*Problem details*. Will you output all of the data below exactly, omitting the images?

────────────────────────────────────────

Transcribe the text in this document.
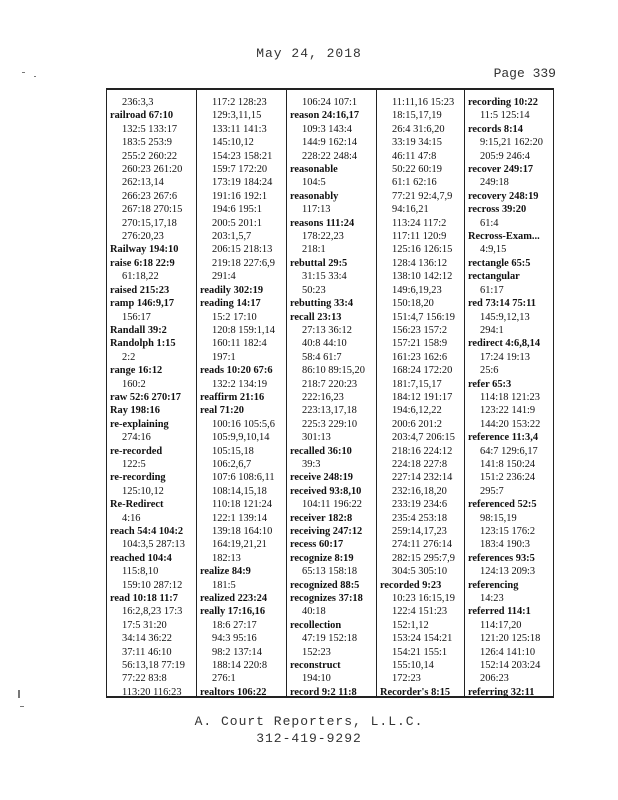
May 24, 2018
Page 339
236:3,3
railroad 67:10
132:5 133:17
183:5 253:9
255:2 260:22
260:23 261:20
262:13,14
266:23 267:6
267:18 270:15
270:15,17,18
276:20,23
Railway 194:10
raise 6:18 22:9
61:18,22
raised 215:23
ramp 146:9,17
156:17
Randall 39:2
Randolph 1:15
2:2
range 16:12
160:2
raw 52:6 270:17
Ray 198:16
re-explaining
274:16
re-recorded
122:5
re-recording
125:10,12
Re-Redirect
4:16
reach 54:4 104:2
104:3,5 287:13
reached 104:4
115:8,10
159:10 287:12
read 10:18 11:7
16:2,8,23 17:3
17:5 31:20
34:14 36:22
37:11 46:10
56:13,18 77:19
77:22 83:8
113:20 116:23
117:2 128:23
129:3,11,15
133:11 141:3
145:10,12
154:23 158:21
159:7 172:20
173:19 184:24
191:16 192:1
194:6 195:1
200:5 201:1
203:1,5,7
206:15 218:13
219:18 227:6,9
291:4
readily 302:19
reading 14:17
15:2 17:10
120:8 159:1,14
160:11 182:4
197:1
reads 10:20 67:6
132:2 134:19
reaffirm 21:16
real 71:20
100:16 105:5,6
105:9,9,10,14
105:15,18
106:2,6,7
107:6 108:6,11
108:14,15,18
110:18 121:24
122:1 139:14
139:18 164:10
164:19,21,21
182:13
realize 84:9
181:5
realized 223:24
really 17:16,16
18:6 27:17
94:3 95:16
98:2 137:14
188:14 220:8
276:1
realtors 106:22
106:24 107:1
reason 24:16,17
109:3 143:4
144:9 162:14
228:22 248:4
reasonable
104:5
reasonably
117:13
reasons 111:24
178:22,23
218:1
rebuttal 29:5
31:15 33:4
50:23
rebutting 33:4
recall 23:13
27:13 36:12
40:8 44:10
58:4 61:7
86:10 89:15,20
218:7 220:23
222:16,23
223:13,17,18
225:3 229:10
301:13
recalled 36:10
39:3
receive 248:19
received 93:8,10
104:11 196:22
receiver 182:8
receiving 247:12
recess 60:17
recognize 8:19
65:13 158:18
recognized 88:5
recognizes 37:18
40:18
recollection
47:19 152:18
152:23
reconstruct
194:10
record 9:2 11:8
11:11,16 15:23
18:15,17,19
26:4 31:6,20
33:19 34:15
46:11 47:8
50:22 60:19
61:1 62:16
77:21 92:4,7,9
94:16,21
113:24 117:2
117:11 120:9
125:16 126:15
128:4 136:12
138:10 142:12
149:6,19,23
150:18,20
151:4,7 156:19
156:23 157:2
157:21 158:9
161:23 162:6
168:24 172:20
181:7,15,17
184:12 191:17
194:6,12,22
200:6 201:2
203:4,7 206:15
218:16 224:12
224:18 227:8
227:14 232:14
232:16,18,20
233:19 234:6
235:4 253:18
259:14,17,23
274:11 276:14
282:15 295:7,9
304:5 305:10
recorded 9:23
10:23 16:15,19
122:4 151:23
152:1,12
153:24 154:21
154:21 155:1
155:10,14
172:23
Recorder's 8:15
recording 10:22
11:5 125:14
records 8:14
9:15,21 162:20
205:9 246:4
recover 249:17
249:18
recovery 248:19
recross 39:20
61:4
Recross-Exam...
4:9,15
rectangle 65:5
rectangular
61:17
red 73:14 75:11
145:9,12,13
294:1
redirect 4:6,8,14
17:24 19:13
25:6
refer 65:3
114:18 121:23
123:22 141:9
144:20 153:22
reference 11:3,4
64:7 129:6,17
141:8 150:24
151:2 236:24
295:7
referenced 52:5
98:15,19
123:15 176:2
183:4 190:3
references 93:5
124:13 209:3
referencing
14:23
referred 114:1
114:17,20
121:20 125:18
126:4 141:10
152:14 203:24
206:23
referring 32:11
A. Court Reporters, L.L.C.
312-419-9292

────────────────────────────────────────

*Task answer*.
Transcribe the text in this document.
May 24, 2018
Page 339
236:3,3
railroad 67:10
132:5 133:17
183:5 253:9
255:2 260:22
260:23 261:20
262:13,14
266:23 267:6
267:18 270:15
270:15,17,18
276:20,23
Railway 194:10
raise 6:18 22:9
61:18,22
raised 215:23
ramp 146:9,17
156:17
Randall 39:2
Randolph 1:15
2:2
range 16:12
160:2
raw 52:6 270:17
Ray 198:16
re-explaining
274:16
re-recorded
122:5
re-recording
125:10,12
Re-Redirect
4:16
reach 54:4 104:2
104:3,5 287:13
reached 104:4
115:8,10
159:10 287:12
read 10:18 11:7
16:2,8,23 17:3
17:5 31:20
34:14 36:22
37:11 46:10
56:13,18 77:19
77:22 83:8
113:20 116:23
117:2 128:23
129:3,11,15
133:11 141:3
145:10,12
154:23 158:21
159:7 172:20
173:19 184:24
191:16 192:1
194:6 195:1
200:5 201:1
203:1,5,7
206:15 218:13
219:18 227:6,9
291:4
readily 302:19
reading 14:17
15:2 17:10
120:8 159:1,14
160:11 182:4
197:1
reads 10:20 67:6
132:2 134:19
reaffirm 21:16
real 71:20
100:16 105:5,6
105:9,9,10,14
105:15,18
106:2,6,7
107:6 108:6,11
108:14,15,18
110:18 121:24
122:1 139:14
139:18 164:10
164:19,21,21
182:13
realize 84:9
181:5
realized 223:24
really 17:16,16
18:6 27:17
94:3 95:16
98:2 137:14
188:14 220:8
276:1
realtors 106:22
106:24 107:1
reason 24:16,17
109:3 143:4
144:9 162:14
228:22 248:4
reasonable
104:5
reasonably
117:13
reasons 111:24
178:22,23
218:1
rebuttal 29:5
31:15 33:4
50:23
rebutting 33:4
recall 23:13
27:13 36:12
40:8 44:10
58:4 61:7
86:10 89:15,20
218:7 220:23
222:16,23
223:13,17,18
225:3 229:10
301:13
recalled 36:10
39:3
receive 248:19
received 93:8,10
104:11 196:22
receiver 182:8
receiving 247:12
recess 60:17
recognize 8:19
65:13 158:18
recognized 88:5
recognizes 37:18
40:18
recollection
47:19 152:18
152:23
reconstruct
194:10
record 9:2 11:8
11:11,16 15:23
18:15,17,19
26:4 31:6,20
33:19 34:15
46:11 47:8
50:22 60:19
61:1 62:16
77:21 92:4,7,9
94:16,21
113:24 117:2
117:11 120:9
125:16 126:15
128:4 136:12
138:10 142:12
149:6,19,23
150:18,20
151:4,7 156:19
156:23 157:2
157:21 158:9
161:23 162:6
168:24 172:20
181:7,15,17
184:12 191:17
194:6,12,22
200:6 201:2
203:4,7 206:15
218:16 224:12
224:18 227:8
227:14 232:14
232:16,18,20
233:19 234:6
235:4 253:18
259:14,17,23
274:11 276:14
282:15 295:7,9
304:5 305:10
recorded 9:23
10:23 16:15,19
122:4 151:23
152:1,12
153:24 154:21
154:21 155:1
155:10,14
172:23
Recorder's 8:15
recording 10:22
11:5 125:14
records 8:14
9:15,21 162:20
205:9 246:4
recover 249:17
249:18
recovery 248:19
recross 39:20
61:4
Recross-Exam...
4:9,15
rectangle 65:5
rectangular
61:17
red 73:14 75:11
145:9,12,13
294:1
redirect 4:6,8,14
17:24 19:13
25:6
refer 65:3
114:18 121:23
123:22 141:9
144:20 153:22
reference 11:3,4
64:7 129:6,17
141:8 150:24
151:2 236:24
295:7
referenced 52:5
98:15,19
123:15 176:2
183:4 190:3
references 93:5
124:13 209:3
referencing
14:23
referred 114:1
114:17,20
121:20 125:18
126:4 141:10
152:14 203:24
206:23
referring 32:11
A. Court Reporters, L.L.C.
312-419-9292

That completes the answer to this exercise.